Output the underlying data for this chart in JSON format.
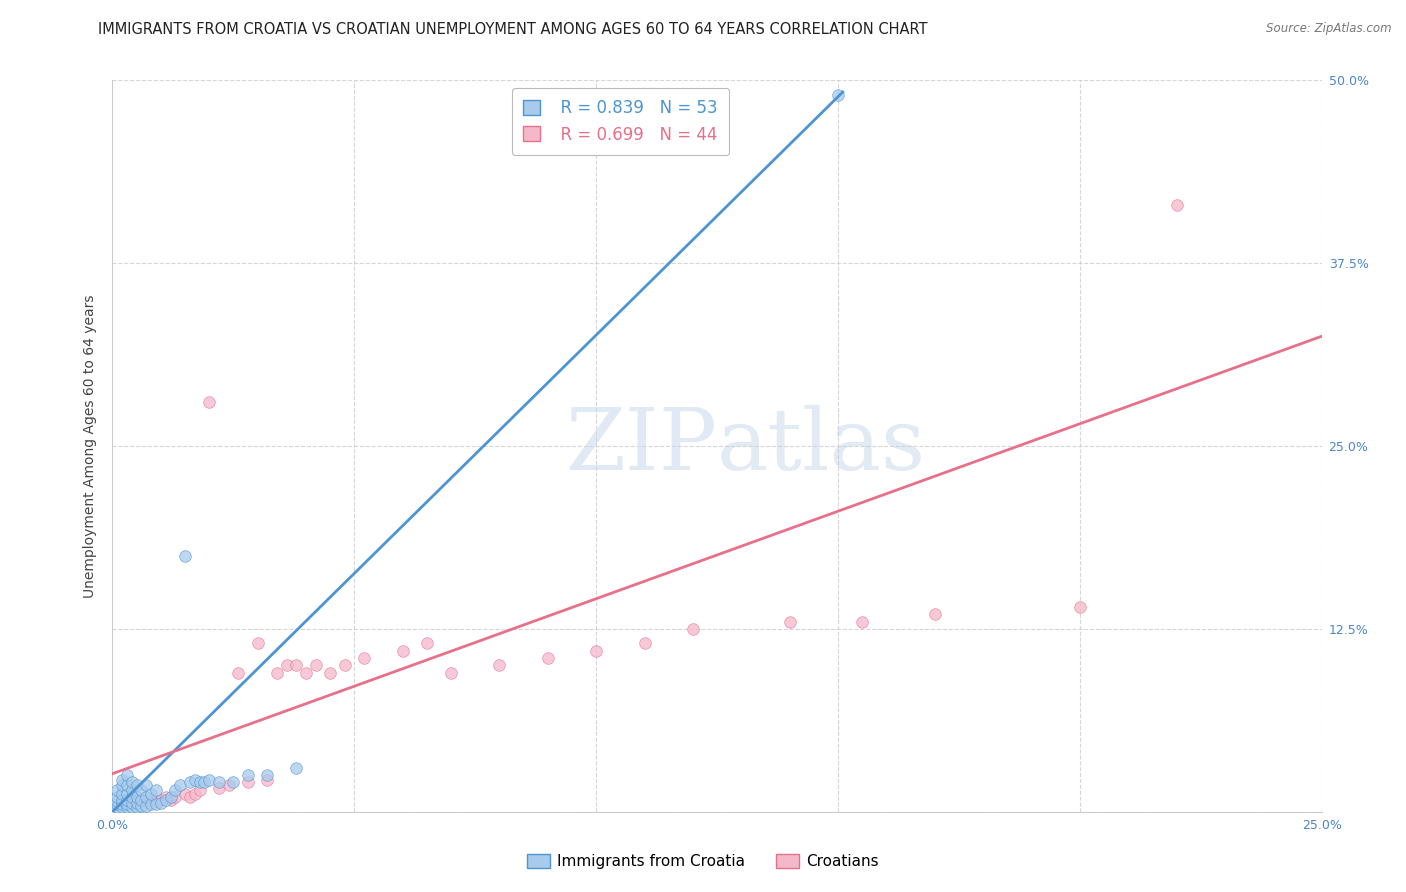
{
  "title": "IMMIGRANTS FROM CROATIA VS CROATIAN UNEMPLOYMENT AMONG AGES 60 TO 64 YEARS CORRELATION CHART",
  "source": "Source: ZipAtlas.com",
  "ylabel": "Unemployment Among Ages 60 to 64 years",
  "xlim": [
    0,
    0.25
  ],
  "ylim": [
    0,
    0.5
  ],
  "xticks": [
    0.0,
    0.05,
    0.1,
    0.15,
    0.2,
    0.25
  ],
  "yticks": [
    0.0,
    0.125,
    0.25,
    0.375,
    0.5
  ],
  "xticklabels": [
    "0.0%",
    "",
    "",
    "",
    "",
    "25.0%"
  ],
  "yticklabels": [
    "",
    "12.5%",
    "25.0%",
    "37.5%",
    "50.0%"
  ],
  "blue_R": 0.839,
  "blue_N": 53,
  "pink_R": 0.699,
  "pink_N": 44,
  "blue_color": "#a8caeb",
  "pink_color": "#f5b8cb",
  "blue_line_color": "#4d94d4",
  "pink_line_color": "#e8708a",
  "legend_label_blue": "Immigrants from Croatia",
  "legend_label_pink": "Croatians",
  "watermark_zip": "ZIP",
  "watermark_atlas": "atlas",
  "blue_scatter_x": [
    0.001,
    0.001,
    0.001,
    0.001,
    0.001,
    0.002,
    0.002,
    0.002,
    0.002,
    0.002,
    0.002,
    0.003,
    0.003,
    0.003,
    0.003,
    0.003,
    0.003,
    0.004,
    0.004,
    0.004,
    0.004,
    0.004,
    0.005,
    0.005,
    0.005,
    0.005,
    0.006,
    0.006,
    0.006,
    0.007,
    0.007,
    0.007,
    0.008,
    0.008,
    0.009,
    0.009,
    0.01,
    0.011,
    0.012,
    0.013,
    0.014,
    0.015,
    0.016,
    0.017,
    0.018,
    0.019,
    0.02,
    0.022,
    0.025,
    0.028,
    0.032,
    0.038,
    0.15
  ],
  "blue_scatter_y": [
    0.003,
    0.005,
    0.007,
    0.01,
    0.015,
    0.003,
    0.005,
    0.008,
    0.012,
    0.018,
    0.022,
    0.003,
    0.005,
    0.008,
    0.012,
    0.018,
    0.025,
    0.003,
    0.006,
    0.01,
    0.015,
    0.02,
    0.003,
    0.006,
    0.01,
    0.018,
    0.004,
    0.008,
    0.015,
    0.004,
    0.01,
    0.018,
    0.005,
    0.012,
    0.005,
    0.015,
    0.006,
    0.008,
    0.01,
    0.015,
    0.018,
    0.175,
    0.02,
    0.022,
    0.02,
    0.02,
    0.022,
    0.02,
    0.02,
    0.025,
    0.025,
    0.03,
    0.49
  ],
  "pink_scatter_x": [
    0.002,
    0.003,
    0.004,
    0.005,
    0.006,
    0.007,
    0.008,
    0.009,
    0.01,
    0.011,
    0.012,
    0.013,
    0.015,
    0.016,
    0.017,
    0.018,
    0.02,
    0.022,
    0.024,
    0.026,
    0.028,
    0.03,
    0.032,
    0.034,
    0.036,
    0.038,
    0.04,
    0.042,
    0.045,
    0.048,
    0.052,
    0.06,
    0.065,
    0.07,
    0.08,
    0.09,
    0.1,
    0.11,
    0.12,
    0.14,
    0.155,
    0.17,
    0.2,
    0.22
  ],
  "pink_scatter_y": [
    0.005,
    0.006,
    0.007,
    0.006,
    0.008,
    0.007,
    0.008,
    0.007,
    0.008,
    0.01,
    0.008,
    0.01,
    0.012,
    0.01,
    0.012,
    0.015,
    0.28,
    0.016,
    0.018,
    0.095,
    0.02,
    0.115,
    0.022,
    0.095,
    0.1,
    0.1,
    0.095,
    0.1,
    0.095,
    0.1,
    0.105,
    0.11,
    0.115,
    0.095,
    0.1,
    0.105,
    0.11,
    0.115,
    0.125,
    0.13,
    0.13,
    0.135,
    0.14,
    0.415
  ],
  "blue_line_x": [
    0.0,
    0.151
  ],
  "blue_line_y": [
    0.0,
    0.492
  ],
  "pink_line_x": [
    0.0,
    0.25
  ],
  "pink_line_y": [
    0.026,
    0.325
  ],
  "background_color": "#ffffff",
  "grid_color": "#cccccc",
  "title_fontsize": 10.5,
  "axis_label_fontsize": 10,
  "tick_fontsize": 9,
  "tick_color": "#4a86c8",
  "source_fontsize": 8.5
}
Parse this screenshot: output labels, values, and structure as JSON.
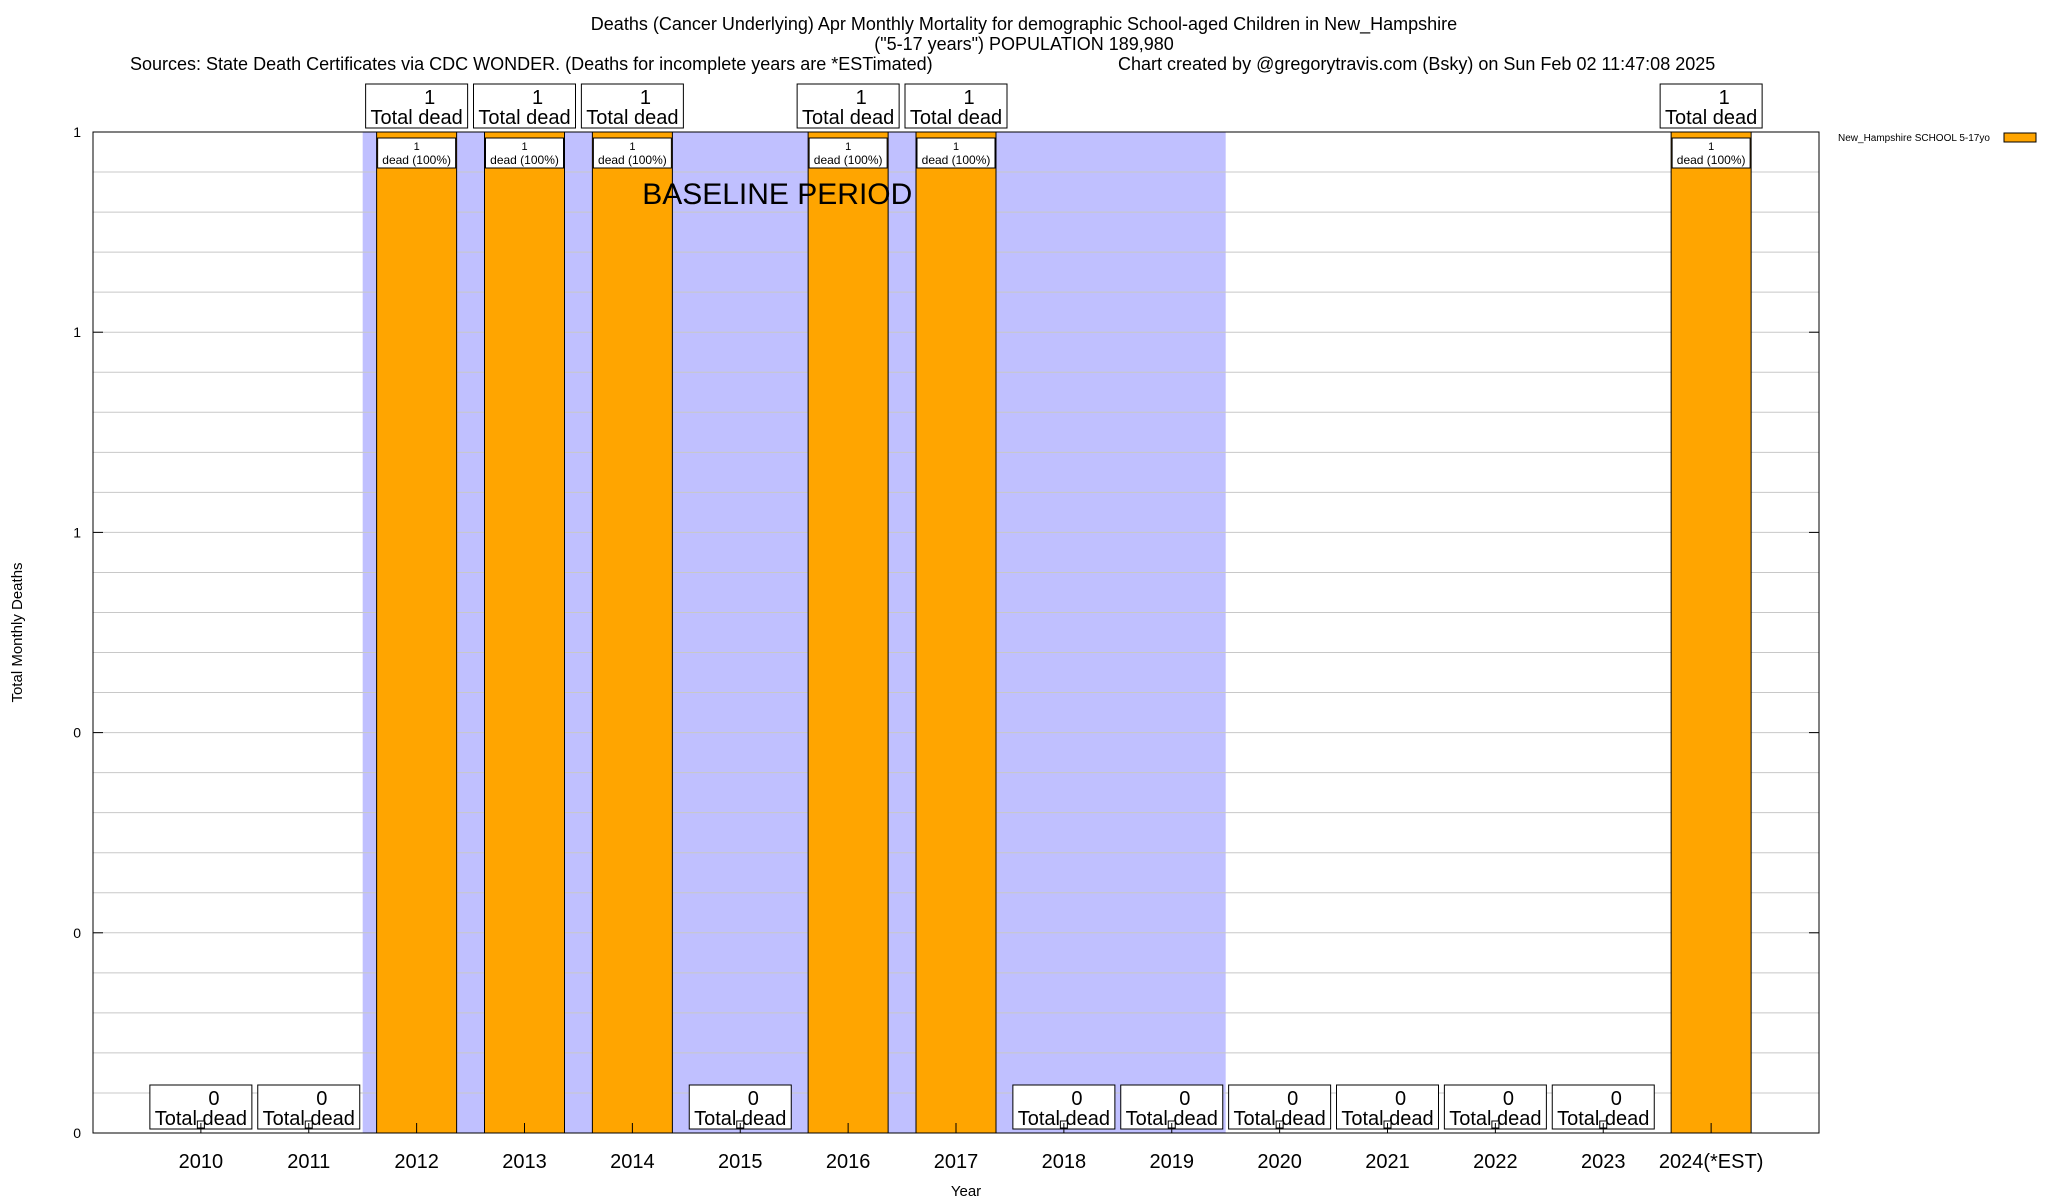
{
  "header": {
    "title_line1": "Deaths (Cancer Underlying) Apr Monthly Mortality for demographic School-aged Children in New_Hampshire",
    "title_line2": "(\"5-17 years\") POPULATION 189,980",
    "sources": "Sources: State Death Certificates via CDC WONDER. (Deaths for incomplete years are *ESTimated)",
    "credit": "Chart created by @gregorytravis.com (Bsky) on Sun Feb 02 11:47:08 2025"
  },
  "chart_data": {
    "type": "bar",
    "title": "Deaths (Cancer Underlying) Apr Monthly Mortality for demographic School-aged Children in New_Hampshire",
    "xlabel": "Year",
    "ylabel": "Total Monthly Deaths",
    "categories": [
      "2010",
      "2011",
      "2012",
      "2013",
      "2014",
      "2015",
      "2016",
      "2017",
      "2018",
      "2019",
      "2020",
      "2021",
      "2022",
      "2023",
      "2024(*EST)"
    ],
    "series": [
      {
        "name": "New_Hampshire SCHOOL 5-17yo",
        "color": "#ffa500",
        "values": [
          0,
          0,
          1,
          1,
          1,
          0,
          1,
          1,
          0,
          0,
          0,
          0,
          0,
          0,
          1
        ]
      }
    ],
    "total_labels": [
      "0",
      "0",
      "1",
      "1",
      "1",
      "0",
      "1",
      "1",
      "0",
      "0",
      "0",
      "0",
      "0",
      "0",
      "1"
    ],
    "total_suffix": "Total dead",
    "bar_labels": [
      "",
      "",
      "1",
      "1",
      "1",
      "",
      "1",
      "1",
      "",
      "",
      "",
      "",
      "",
      "",
      "1"
    ],
    "bar_suffix": "dead (100%)",
    "yticks": [
      {
        "value": 0,
        "label": "0"
      },
      {
        "value": 0.2,
        "label": "0"
      },
      {
        "value": 0.4,
        "label": "0"
      },
      {
        "value": 0.6,
        "label": "1"
      },
      {
        "value": 0.8,
        "label": "1"
      },
      {
        "value": 1,
        "label": "1"
      }
    ],
    "ylim": [
      0,
      1
    ],
    "grid": true,
    "baseline": {
      "label": "BASELINE PERIOD",
      "from": "2012",
      "to": "2019",
      "color": "#c0c0ff"
    },
    "legend_position": "top-right"
  }
}
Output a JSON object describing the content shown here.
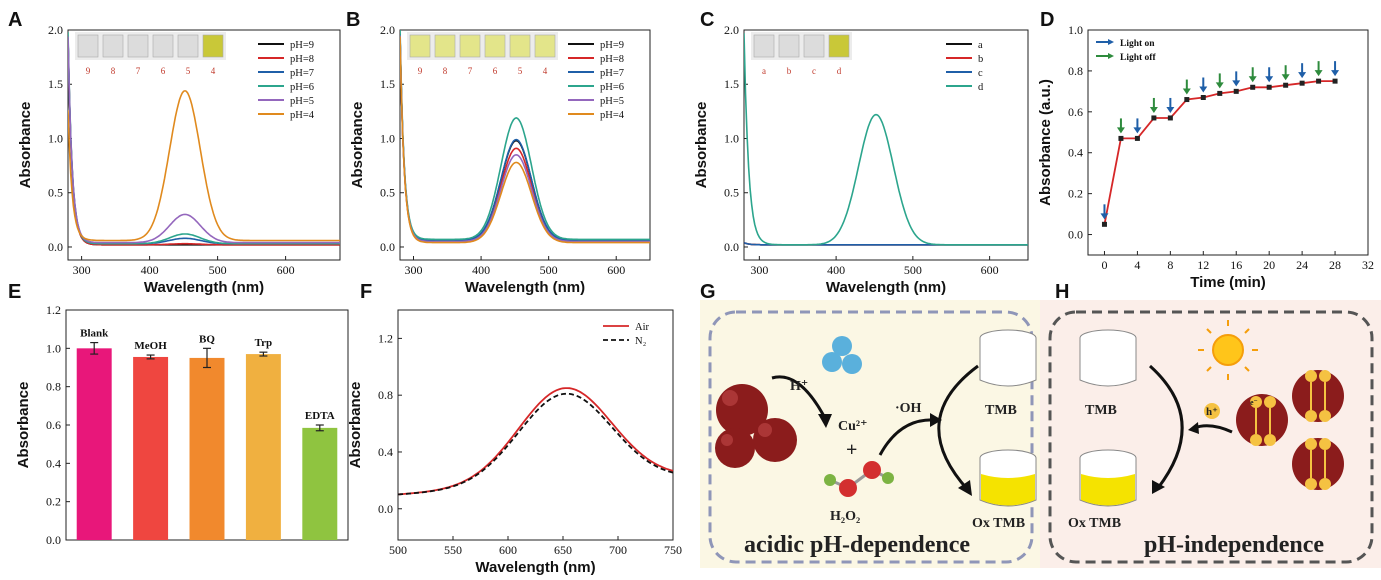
{
  "figure": {
    "panel_labels": [
      "A",
      "B",
      "C",
      "D",
      "E",
      "F",
      "G",
      "H"
    ]
  },
  "chart_data": [
    {
      "panel": "A",
      "type": "line",
      "xlabel": "Wavelength (nm)",
      "ylabel": "Absorbance",
      "xlim": [
        280,
        680
      ],
      "ylim": [
        -0.12,
        2.0
      ],
      "xticks": [
        300,
        400,
        500,
        600
      ],
      "yticks": [
        0.0,
        0.5,
        1.0,
        1.5,
        2.0
      ],
      "peak_center": 452,
      "inset_vials": [
        "9",
        "8",
        "7",
        "6",
        "5",
        "4"
      ],
      "legend_position": "top-right",
      "series": [
        {
          "name": "pH=9",
          "color": "#111111",
          "peak": 0.0,
          "baseline": 0.02,
          "uv": 1.9
        },
        {
          "name": "pH=8",
          "color": "#d62728",
          "peak": 0.01,
          "baseline": 0.02,
          "uv": 1.9
        },
        {
          "name": "pH=7",
          "color": "#1f5fa8",
          "peak": 0.05,
          "baseline": 0.03,
          "uv": 1.9
        },
        {
          "name": "pH=6",
          "color": "#2ca58d",
          "peak": 0.09,
          "baseline": 0.03,
          "uv": 1.95
        },
        {
          "name": "pH=5",
          "color": "#9467bd",
          "peak": 0.26,
          "baseline": 0.04,
          "uv": 1.9
        },
        {
          "name": "pH=4",
          "color": "#e08a1e",
          "peak": 1.38,
          "baseline": 0.06,
          "uv": 1.2
        }
      ]
    },
    {
      "panel": "B",
      "type": "line",
      "xlabel": "Wavelength (nm)",
      "ylabel": "Absorbance",
      "xlim": [
        280,
        650
      ],
      "ylim": [
        -0.12,
        2.0
      ],
      "xticks": [
        300,
        400,
        500,
        600
      ],
      "yticks": [
        0.0,
        0.5,
        1.0,
        1.5,
        2.0
      ],
      "peak_center": 452,
      "inset_vials": [
        "9",
        "8",
        "7",
        "6",
        "5",
        "4"
      ],
      "legend_position": "top-right",
      "series": [
        {
          "name": "pH=9",
          "color": "#111111",
          "peak": 0.92,
          "baseline": 0.06,
          "uv": 1.9
        },
        {
          "name": "pH=8",
          "color": "#d62728",
          "peak": 0.86,
          "baseline": 0.05,
          "uv": 1.9
        },
        {
          "name": "pH=7",
          "color": "#1f5fa8",
          "peak": 0.93,
          "baseline": 0.06,
          "uv": 1.9
        },
        {
          "name": "pH=6",
          "color": "#2ca58d",
          "peak": 1.12,
          "baseline": 0.07,
          "uv": 1.95
        },
        {
          "name": "pH=5",
          "color": "#9467bd",
          "peak": 0.8,
          "baseline": 0.05,
          "uv": 1.9
        },
        {
          "name": "pH=4",
          "color": "#e08a1e",
          "peak": 0.74,
          "baseline": 0.04,
          "uv": 1.9
        }
      ]
    },
    {
      "panel": "C",
      "type": "line",
      "xlabel": "Wavelength (nm)",
      "ylabel": "Absorbance",
      "xlim": [
        280,
        650
      ],
      "ylim": [
        -0.12,
        2.0
      ],
      "xticks": [
        300,
        400,
        500,
        600
      ],
      "yticks": [
        0.0,
        0.5,
        1.0,
        1.5,
        2.0
      ],
      "peak_center": 452,
      "inset_vials": [
        "a",
        "b",
        "c",
        "d"
      ],
      "legend_position": "top-right",
      "series": [
        {
          "name": "a",
          "color": "#111111",
          "peak": 0.0,
          "baseline": 0.02,
          "uv": 0.02
        },
        {
          "name": "b",
          "color": "#d62728",
          "peak": 0.0,
          "baseline": 0.02,
          "uv": 0.02
        },
        {
          "name": "c",
          "color": "#1f5fa8",
          "peak": 0.0,
          "baseline": 0.02,
          "uv": 0.02
        },
        {
          "name": "d",
          "color": "#2ca58d",
          "peak": 1.2,
          "baseline": 0.02,
          "uv": 1.95
        }
      ]
    },
    {
      "panel": "D",
      "type": "line",
      "xlabel": "Time (min)",
      "ylabel": "Absorbance (a.u.)",
      "xlim": [
        -2,
        32
      ],
      "ylim": [
        -0.1,
        1.0
      ],
      "xticks": [
        0,
        4,
        8,
        12,
        16,
        20,
        24,
        28,
        32
      ],
      "yticks": [
        0.0,
        0.2,
        0.4,
        0.6,
        0.8,
        1.0
      ],
      "legend": [
        {
          "name": "Light on",
          "color": "#1f5fa8"
        },
        {
          "name": "Light off",
          "color": "#2e8b3d"
        }
      ],
      "line_color": "#d62728",
      "x": [
        0,
        2,
        4,
        6,
        8,
        10,
        12,
        14,
        16,
        18,
        20,
        22,
        24,
        26,
        28
      ],
      "y": [
        0.05,
        0.47,
        0.47,
        0.57,
        0.57,
        0.66,
        0.67,
        0.69,
        0.7,
        0.72,
        0.72,
        0.73,
        0.74,
        0.75,
        0.75
      ],
      "light_on_x": [
        0,
        4,
        8,
        12,
        16,
        20,
        24,
        28
      ],
      "light_off_x": [
        2,
        6,
        10,
        14,
        18,
        22,
        26
      ]
    },
    {
      "panel": "E",
      "type": "bar",
      "xlabel": "",
      "ylabel": "Absorbance",
      "ylim": [
        0.0,
        1.2
      ],
      "yticks": [
        0.0,
        0.2,
        0.4,
        0.6,
        0.8,
        1.0,
        1.2
      ],
      "categories": [
        "Blank",
        "MeOH",
        "BQ",
        "Trp",
        "EDTA"
      ],
      "values": [
        1.0,
        0.955,
        0.95,
        0.97,
        0.585
      ],
      "errors": [
        0.03,
        0.01,
        0.05,
        0.01,
        0.015
      ],
      "colors": [
        "#e8177a",
        "#ef4640",
        "#f1892d",
        "#f0b040",
        "#8fc440"
      ]
    },
    {
      "panel": "F",
      "type": "line",
      "xlabel": "Wavelength (nm)",
      "ylabel": "Absorbance",
      "xlim": [
        500,
        750
      ],
      "ylim": [
        -0.22,
        1.4
      ],
      "xticks": [
        500,
        550,
        600,
        650,
        700,
        750
      ],
      "yticks": [
        0.0,
        0.4,
        0.8,
        1.2
      ],
      "peak_center": 652,
      "legend_position": "top-right",
      "series": [
        {
          "name": "Air",
          "color": "#d62728",
          "dash": "",
          "peak": 0.85,
          "start": 0.1,
          "end": 0.22
        },
        {
          "name": "N₂",
          "color": "#111111",
          "dash": "5,3",
          "peak": 0.81,
          "start": 0.1,
          "end": 0.21
        }
      ]
    }
  ],
  "schemes": {
    "G": {
      "proton": "H⁺",
      "copper": "Cu²⁺",
      "plus": "+",
      "radical": "·OH",
      "peroxide": "H₂O₂",
      "tmb": "TMB",
      "ox_tmb": "Ox TMB",
      "caption": "acidic pH-dependence"
    },
    "H": {
      "tmb": "TMB",
      "ox_tmb": "Ox TMB",
      "hole": "h⁺",
      "electron": "e⁻",
      "caption": "pH-independence"
    }
  }
}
○ ○ ○ ○ ○
**GIVEN PROBLEM**
State how many lines of the records above contain the word "Monthly", giving only that number.

**SOLUTION TO THE EXERCISE**
3